Revise the material below, substituting "Drawing dimensions" for every occurrence of "Patent image size" and leaving all other text unchanged.

═══ Task inputs

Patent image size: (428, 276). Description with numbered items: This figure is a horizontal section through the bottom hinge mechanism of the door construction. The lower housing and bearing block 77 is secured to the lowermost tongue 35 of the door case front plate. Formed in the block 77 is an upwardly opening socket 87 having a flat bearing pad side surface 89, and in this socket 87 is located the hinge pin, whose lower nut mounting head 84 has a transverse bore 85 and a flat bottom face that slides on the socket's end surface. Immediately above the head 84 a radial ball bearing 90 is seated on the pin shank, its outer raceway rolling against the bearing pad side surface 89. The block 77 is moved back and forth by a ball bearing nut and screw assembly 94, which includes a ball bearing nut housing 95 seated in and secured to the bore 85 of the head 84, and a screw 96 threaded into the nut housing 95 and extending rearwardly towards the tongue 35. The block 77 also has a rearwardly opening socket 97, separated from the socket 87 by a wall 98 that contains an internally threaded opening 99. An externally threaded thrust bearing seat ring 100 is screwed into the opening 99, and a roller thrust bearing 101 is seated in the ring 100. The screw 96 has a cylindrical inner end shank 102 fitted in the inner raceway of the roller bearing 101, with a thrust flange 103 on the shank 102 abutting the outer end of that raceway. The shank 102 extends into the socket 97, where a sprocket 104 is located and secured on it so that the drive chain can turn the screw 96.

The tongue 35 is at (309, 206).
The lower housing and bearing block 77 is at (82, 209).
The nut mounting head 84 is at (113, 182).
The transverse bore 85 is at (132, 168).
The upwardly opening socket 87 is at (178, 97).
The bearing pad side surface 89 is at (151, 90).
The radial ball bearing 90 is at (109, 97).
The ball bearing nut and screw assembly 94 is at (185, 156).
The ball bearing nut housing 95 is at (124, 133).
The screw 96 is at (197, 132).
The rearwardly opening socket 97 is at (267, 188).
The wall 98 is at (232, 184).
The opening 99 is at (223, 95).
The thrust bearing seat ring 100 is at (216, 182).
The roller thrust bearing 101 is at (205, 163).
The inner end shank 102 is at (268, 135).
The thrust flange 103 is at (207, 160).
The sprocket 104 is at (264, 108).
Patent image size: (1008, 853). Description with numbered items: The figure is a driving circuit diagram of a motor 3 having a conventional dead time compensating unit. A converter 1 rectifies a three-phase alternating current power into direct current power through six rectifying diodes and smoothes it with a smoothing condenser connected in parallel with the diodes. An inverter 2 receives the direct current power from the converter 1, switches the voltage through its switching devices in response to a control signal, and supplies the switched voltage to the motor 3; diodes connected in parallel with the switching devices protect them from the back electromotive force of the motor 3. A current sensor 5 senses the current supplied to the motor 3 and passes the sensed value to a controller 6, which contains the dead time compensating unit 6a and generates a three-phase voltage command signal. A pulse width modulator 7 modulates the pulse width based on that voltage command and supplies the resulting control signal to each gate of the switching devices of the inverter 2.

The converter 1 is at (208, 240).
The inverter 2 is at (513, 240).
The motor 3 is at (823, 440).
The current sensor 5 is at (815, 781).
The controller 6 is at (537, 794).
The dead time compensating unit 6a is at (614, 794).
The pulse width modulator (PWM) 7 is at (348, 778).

══════

§ Solved problem
Drawing dimensions: (428, 276). Description with numbered items: This figure is a horizontal section through the bottom hinge mechanism of the door construction. The lower housing and bearing block 77 is secured to the lowermost tongue 35 of the door case front plate. Formed in the block 77 is an upwardly opening socket 87 having a flat bearing pad side surface 89, and in this socket 87 is located the hinge pin, whose lower nut mounting head 84 has a transverse bore 85 and a flat bottom face that slides on the socket's end surface. Immediately above the head 84 a radial ball bearing 90 is seated on the pin shank, its outer raceway rolling against the bearing pad side surface 89. The block 77 is moved back and forth by a ball bearing nut and screw assembly 94, which includes a ball bearing nut housing 95 seated in and secured to the bore 85 of the head 84, and a screw 96 threaded into the nut housing 95 and extending rearwardly towards the tongue 35. The block 77 also has a rearwardly opening socket 97, separated from the socket 87 by a wall 98 that contains an internally threaded opening 99. An externally threaded thrust bearing seat ring 100 is screwed into the opening 99, and a roller thrust bearing 101 is seated in the ring 100. The screw 96 has a cylindrical inner end shank 102 fitted in the inner raceway of the roller bearing 101, with a thrust flange 103 on the shank 102 abutting the outer end of that raceway. The shank 102 extends into the socket 97, where a sprocket 104 is located and secured on it so that the drive chain can turn the screw 96.

The tongue 35 is at (309, 206).
The lower housing and bearing block 77 is at (82, 209).
The nut mounting head 84 is at (113, 182).
The transverse bore 85 is at (132, 168).
The upwardly opening socket 87 is at (178, 97).
The bearing pad side surface 89 is at (151, 90).
The radial ball bearing 90 is at (109, 97).
The ball bearing nut and screw assembly 94 is at (185, 156).
The ball bearing nut housing 95 is at (124, 133).
The screw 96 is at (197, 132).
The rearwardly opening socket 97 is at (267, 188).
The wall 98 is at (232, 184).
The opening 99 is at (223, 95).
The thrust bearing seat ring 100 is at (216, 182).
The roller thrust bearing 101 is at (205, 163).
The inner end shank 102 is at (268, 135).
The thrust flange 103 is at (207, 160).
The sprocket 104 is at (264, 108).
Drawing dimensions: (1008, 853). Description with numbered items: The figure is a driving circuit diagram of a motor 3 having a conventional dead time compensating unit. A converter 1 rectifies a three-phase alternating current power into direct current power through six rectifying diodes and smoothes it with a smoothing condenser connected in parallel with the diodes. An inverter 2 receives the direct current power from the converter 1, switches the voltage through its switching devices in response to a control signal, and supplies the switched voltage to the motor 3; diodes connected in parallel with the switching devices protect them from the back electromotive force of the motor 3. A current sensor 5 senses the current supplied to the motor 3 and passes the sensed value to a controller 6, which contains the dead time compensating unit 6a and generates a three-phase voltage command signal. A pulse width modulator 7 modulates the pulse width based on that voltage command and supplies the resulting control signal to each gate of the switching devices of the inverter 2.

The converter 1 is at (208, 240).
The inverter 2 is at (513, 240).
The motor 3 is at (823, 440).
The current sensor 5 is at (815, 781).
The controller 6 is at (537, 794).
The dead time compensating unit 6a is at (614, 794).
The pulse width modulator (PWM) 7 is at (348, 778).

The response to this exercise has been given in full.